___ Listing

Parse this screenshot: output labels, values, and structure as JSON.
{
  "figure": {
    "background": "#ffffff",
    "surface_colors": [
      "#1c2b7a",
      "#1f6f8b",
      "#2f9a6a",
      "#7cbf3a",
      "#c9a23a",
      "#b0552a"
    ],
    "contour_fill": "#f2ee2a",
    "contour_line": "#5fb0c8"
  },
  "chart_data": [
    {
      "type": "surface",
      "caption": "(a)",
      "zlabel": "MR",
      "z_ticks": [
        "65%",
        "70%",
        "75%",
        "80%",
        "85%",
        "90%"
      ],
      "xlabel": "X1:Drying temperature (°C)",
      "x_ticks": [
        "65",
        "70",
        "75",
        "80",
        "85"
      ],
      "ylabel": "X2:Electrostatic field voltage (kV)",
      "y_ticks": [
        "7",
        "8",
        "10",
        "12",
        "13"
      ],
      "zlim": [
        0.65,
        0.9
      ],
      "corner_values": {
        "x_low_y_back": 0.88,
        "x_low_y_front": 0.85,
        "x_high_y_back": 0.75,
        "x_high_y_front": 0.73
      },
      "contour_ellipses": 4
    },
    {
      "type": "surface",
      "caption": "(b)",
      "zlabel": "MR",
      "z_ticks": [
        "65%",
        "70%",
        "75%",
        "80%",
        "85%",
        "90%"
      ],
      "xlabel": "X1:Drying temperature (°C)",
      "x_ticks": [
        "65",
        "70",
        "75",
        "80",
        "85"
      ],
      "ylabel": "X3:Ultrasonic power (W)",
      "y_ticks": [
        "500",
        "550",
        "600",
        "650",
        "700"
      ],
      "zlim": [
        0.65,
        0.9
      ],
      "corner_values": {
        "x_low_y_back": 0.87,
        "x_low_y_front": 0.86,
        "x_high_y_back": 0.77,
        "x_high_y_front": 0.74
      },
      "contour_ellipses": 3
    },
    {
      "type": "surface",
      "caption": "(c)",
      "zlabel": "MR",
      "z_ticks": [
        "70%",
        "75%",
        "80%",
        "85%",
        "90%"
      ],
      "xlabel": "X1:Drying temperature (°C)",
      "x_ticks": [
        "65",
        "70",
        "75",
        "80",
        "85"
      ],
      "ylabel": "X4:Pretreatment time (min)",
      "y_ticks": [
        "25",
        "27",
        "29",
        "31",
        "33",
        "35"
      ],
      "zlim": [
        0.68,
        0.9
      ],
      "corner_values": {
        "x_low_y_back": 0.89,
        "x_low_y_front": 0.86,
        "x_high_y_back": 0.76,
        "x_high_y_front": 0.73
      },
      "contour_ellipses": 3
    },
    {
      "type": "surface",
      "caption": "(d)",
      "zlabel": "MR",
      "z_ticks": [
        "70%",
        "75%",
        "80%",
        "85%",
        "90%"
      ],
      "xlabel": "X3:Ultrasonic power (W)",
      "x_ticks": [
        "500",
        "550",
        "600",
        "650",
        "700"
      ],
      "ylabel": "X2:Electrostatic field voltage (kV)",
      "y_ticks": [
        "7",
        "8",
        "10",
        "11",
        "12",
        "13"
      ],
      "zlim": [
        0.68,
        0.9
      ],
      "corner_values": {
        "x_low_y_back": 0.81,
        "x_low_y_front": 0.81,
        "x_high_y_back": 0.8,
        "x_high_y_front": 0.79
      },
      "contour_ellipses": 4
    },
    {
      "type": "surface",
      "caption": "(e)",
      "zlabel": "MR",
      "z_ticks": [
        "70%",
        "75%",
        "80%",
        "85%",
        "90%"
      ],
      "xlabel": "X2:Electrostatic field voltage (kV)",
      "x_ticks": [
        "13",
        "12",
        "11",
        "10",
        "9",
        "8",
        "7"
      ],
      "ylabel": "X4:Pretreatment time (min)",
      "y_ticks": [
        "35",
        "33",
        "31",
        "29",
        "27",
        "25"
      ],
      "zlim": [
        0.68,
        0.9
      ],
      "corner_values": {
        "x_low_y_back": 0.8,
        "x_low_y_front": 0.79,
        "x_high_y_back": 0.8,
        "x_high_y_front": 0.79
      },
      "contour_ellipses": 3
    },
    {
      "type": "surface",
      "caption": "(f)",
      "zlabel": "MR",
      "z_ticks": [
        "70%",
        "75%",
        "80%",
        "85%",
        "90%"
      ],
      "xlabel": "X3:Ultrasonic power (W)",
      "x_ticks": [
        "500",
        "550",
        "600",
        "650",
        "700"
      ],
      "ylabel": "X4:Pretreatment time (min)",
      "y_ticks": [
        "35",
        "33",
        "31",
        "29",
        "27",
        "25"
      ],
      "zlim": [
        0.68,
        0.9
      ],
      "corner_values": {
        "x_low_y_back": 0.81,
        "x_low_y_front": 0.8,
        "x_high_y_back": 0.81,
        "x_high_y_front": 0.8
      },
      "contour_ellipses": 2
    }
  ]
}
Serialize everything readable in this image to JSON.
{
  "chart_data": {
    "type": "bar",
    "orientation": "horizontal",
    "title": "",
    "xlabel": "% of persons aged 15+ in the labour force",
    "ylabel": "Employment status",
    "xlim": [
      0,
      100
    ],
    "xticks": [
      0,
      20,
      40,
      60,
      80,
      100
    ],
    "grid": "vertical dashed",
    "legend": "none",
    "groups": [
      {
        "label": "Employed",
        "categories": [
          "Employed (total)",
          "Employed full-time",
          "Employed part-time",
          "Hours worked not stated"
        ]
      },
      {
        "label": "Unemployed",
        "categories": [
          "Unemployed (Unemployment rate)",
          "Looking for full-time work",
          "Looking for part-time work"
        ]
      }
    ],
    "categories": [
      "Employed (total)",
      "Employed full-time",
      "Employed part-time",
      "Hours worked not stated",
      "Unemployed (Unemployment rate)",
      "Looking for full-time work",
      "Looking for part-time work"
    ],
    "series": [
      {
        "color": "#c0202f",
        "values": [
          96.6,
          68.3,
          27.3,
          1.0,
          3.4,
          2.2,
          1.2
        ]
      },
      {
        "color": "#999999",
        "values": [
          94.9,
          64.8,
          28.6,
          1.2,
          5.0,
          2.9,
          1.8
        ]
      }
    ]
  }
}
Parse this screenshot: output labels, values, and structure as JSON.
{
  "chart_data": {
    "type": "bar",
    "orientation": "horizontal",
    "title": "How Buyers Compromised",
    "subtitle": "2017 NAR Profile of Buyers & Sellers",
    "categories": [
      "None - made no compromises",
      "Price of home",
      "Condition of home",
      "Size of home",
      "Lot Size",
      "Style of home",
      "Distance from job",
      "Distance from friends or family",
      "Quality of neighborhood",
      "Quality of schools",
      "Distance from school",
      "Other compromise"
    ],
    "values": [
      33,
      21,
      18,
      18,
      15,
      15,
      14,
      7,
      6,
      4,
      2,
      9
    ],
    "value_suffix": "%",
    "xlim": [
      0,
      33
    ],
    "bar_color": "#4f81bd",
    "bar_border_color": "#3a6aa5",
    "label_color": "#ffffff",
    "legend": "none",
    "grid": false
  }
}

______

Write out the records shown above, exactly as they appear.

#### Expected output:
Parse this screenshot: output labels, values, and structure as JSON.
{
  "figure": {
    "background": "#ffffff",
    "surface_colors": [
      "#1c2b7a",
      "#1f6f8b",
      "#2f9a6a",
      "#7cbf3a",
      "#c9a23a",
      "#b0552a"
    ],
    "contour_fill": "#f2ee2a",
    "contour_line": "#5fb0c8"
  },
  "chart_data": [
    {
      "type": "surface",
      "caption": "(a)",
      "zlabel": "MR",
      "z_ticks": [
        "65%",
        "70%",
        "75%",
        "80%",
        "85%",
        "90%"
      ],
      "xlabel": "X1:Drying temperature (°C)",
      "x_ticks": [
        "65",
        "70",
        "75",
        "80",
        "85"
      ],
      "ylabel": "X2:Electrostatic field voltage (kV)",
      "y_ticks": [
        "7",
        "8",
        "10",
        "12",
        "13"
      ],
      "zlim": [
        0.65,
        0.9
      ],
      "corner_values": {
        "x_low_y_back": 0.88,
        "x_low_y_front": 0.85,
        "x_high_y_back": 0.75,
        "x_high_y_front": 0.73
      },
      "contour_ellipses": 4
    },
    {
      "type": "surface",
      "caption": "(b)",
      "zlabel": "MR",
      "z_ticks": [
        "65%",
        "70%",
        "75%",
        "80%",
        "85%",
        "90%"
      ],
      "xlabel": "X1:Drying temperature (°C)",
      "x_ticks": [
        "65",
        "70",
        "75",
        "80",
        "85"
      ],
      "ylabel": "X3:Ultrasonic power (W)",
      "y_ticks": [
        "500",
        "550",
        "600",
        "650",
        "700"
      ],
      "zlim": [
        0.65,
        0.9
      ],
      "corner_values": {
        "x_low_y_back": 0.87,
        "x_low_y_front": 0.86,
        "x_high_y_back": 0.77,
        "x_high_y_front": 0.74
      },
      "contour_ellipses": 3
    },
    {
      "type": "surface",
      "caption": "(c)",
      "zlabel": "MR",
      "z_ticks": [
        "70%",
        "75%",
        "80%",
        "85%",
        "90%"
      ],
      "xlabel": "X1:Drying temperature (°C)",
      "x_ticks": [
        "65",
        "70",
        "75",
        "80",
        "85"
      ],
      "ylabel": "X4:Pretreatment time (min)",
      "y_ticks": [
        "25",
        "27",
        "29",
        "31",
        "33",
        "35"
      ],
      "zlim": [
        0.68,
        0.9
      ],
      "corner_values": {
        "x_low_y_back": 0.89,
        "x_low_y_front": 0.86,
        "x_high_y_back": 0.76,
        "x_high_y_front": 0.73
      },
      "contour_ellipses": 3
    },
    {
      "type": "surface",
      "caption": "(d)",
      "zlabel": "MR",
      "z_ticks": [
        "70%",
        "75%",
        "80%",
        "85%",
        "90%"
      ],
      "xlabel": "X3:Ultrasonic power (W)",
      "x_ticks": [
        "500",
        "550",
        "600",
        "650",
        "700"
      ],
      "ylabel": "X2:Electrostatic field voltage (kV)",
      "y_ticks": [
        "7",
        "8",
        "10",
        "11",
        "12",
        "13"
      ],
      "zlim": [
        0.68,
        0.9
      ],
      "corner_values": {
        "x_low_y_back": 0.81,
        "x_low_y_front": 0.81,
        "x_high_y_back": 0.8,
        "x_high_y_front": 0.79
      },
      "contour_ellipses": 4
    },
    {
      "type": "surface",
      "caption": "(e)",
      "zlabel": "MR",
      "z_ticks": [
        "70%",
        "75%",
        "80%",
        "85%",
        "90%"
      ],
      "xlabel": "X2:Electrostatic field voltage (kV)",
      "x_ticks": [
        "13",
        "12",
        "11",
        "10",
        "9",
        "8",
        "7"
      ],
      "ylabel": "X4:Pretreatment time (min)",
      "y_ticks": [
        "35",
        "33",
        "31",
        "29",
        "27",
        "25"
      ],
      "zlim": [
        0.68,
        0.9
      ],
      "corner_values": {
        "x_low_y_back": 0.8,
        "x_low_y_front": 0.79,
        "x_high_y_back": 0.8,
        "x_high_y_front": 0.79
      },
      "contour_ellipses": 3
    },
    {
      "type": "surface",
      "caption": "(f)",
      "zlabel": "MR",
      "z_ticks": [
        "70%",
        "75%",
        "80%",
        "85%",
        "90%"
      ],
      "xlabel": "X3:Ultrasonic power (W)",
      "x_ticks": [
        "500",
        "550",
        "600",
        "650",
        "700"
      ],
      "ylabel": "X4:Pretreatment time (min)",
      "y_ticks": [
        "35",
        "33",
        "31",
        "29",
        "27",
        "25"
      ],
      "zlim": [
        0.68,
        0.9
      ],
      "corner_values": {
        "x_low_y_back": 0.81,
        "x_low_y_front": 0.8,
        "x_high_y_back": 0.81,
        "x_high_y_front": 0.8
      },
      "contour_ellipses": 2
    }
  ]
}
Serialize everything readable in this image to JSON.
{
  "chart_data": {
    "type": "bar",
    "orientation": "horizontal",
    "title": "",
    "xlabel": "% of persons aged 15+ in the labour force",
    "ylabel": "Employment status",
    "xlim": [
      0,
      100
    ],
    "xticks": [
      0,
      20,
      40,
      60,
      80,
      100
    ],
    "grid": "vertical dashed",
    "legend": "none",
    "groups": [
      {
        "label": "Employed",
        "categories": [
          "Employed (total)",
          "Employed full-time",
          "Employed part-time",
          "Hours worked not stated"
        ]
      },
      {
        "label": "Unemployed",
        "categories": [
          "Unemployed (Unemployment rate)",
          "Looking for full-time work",
          "Looking for part-time work"
        ]
      }
    ],
    "categories": [
      "Employed (total)",
      "Employed full-time",
      "Employed part-time",
      "Hours worked not stated",
      "Unemployed (Unemployment rate)",
      "Looking for full-time work",
      "Looking for part-time work"
    ],
    "series": [
      {
        "color": "#c0202f",
        "values": [
          96.6,
          68.3,
          27.3,
          1.0,
          3.4,
          2.2,
          1.2
        ]
      },
      {
        "color": "#999999",
        "values": [
          94.9,
          64.8,
          28.6,
          1.2,
          5.0,
          2.9,
          1.8
        ]
      }
    ]
  }
}
Parse this screenshot: output labels, values, and structure as JSON.
{
  "chart_data": {
    "type": "bar",
    "orientation": "horizontal",
    "title": "How Buyers Compromised",
    "subtitle": "2017 NAR Profile of Buyers & Sellers",
    "categories": [
      "None - made no compromises",
      "Price of home",
      "Condition of home",
      "Size of home",
      "Lot Size",
      "Style of home",
      "Distance from job",
      "Distance from friends or family",
      "Quality of neighborhood",
      "Quality of schools",
      "Distance from school",
      "Other compromise"
    ],
    "values": [
      33,
      21,
      18,
      18,
      15,
      15,
      14,
      7,
      6,
      4,
      2,
      9
    ],
    "value_suffix": "%",
    "xlim": [
      0,
      33
    ],
    "bar_color": "#4f81bd",
    "bar_border_color": "#3a6aa5",
    "label_color": "#ffffff",
    "legend": "none",
    "grid": false
  }
}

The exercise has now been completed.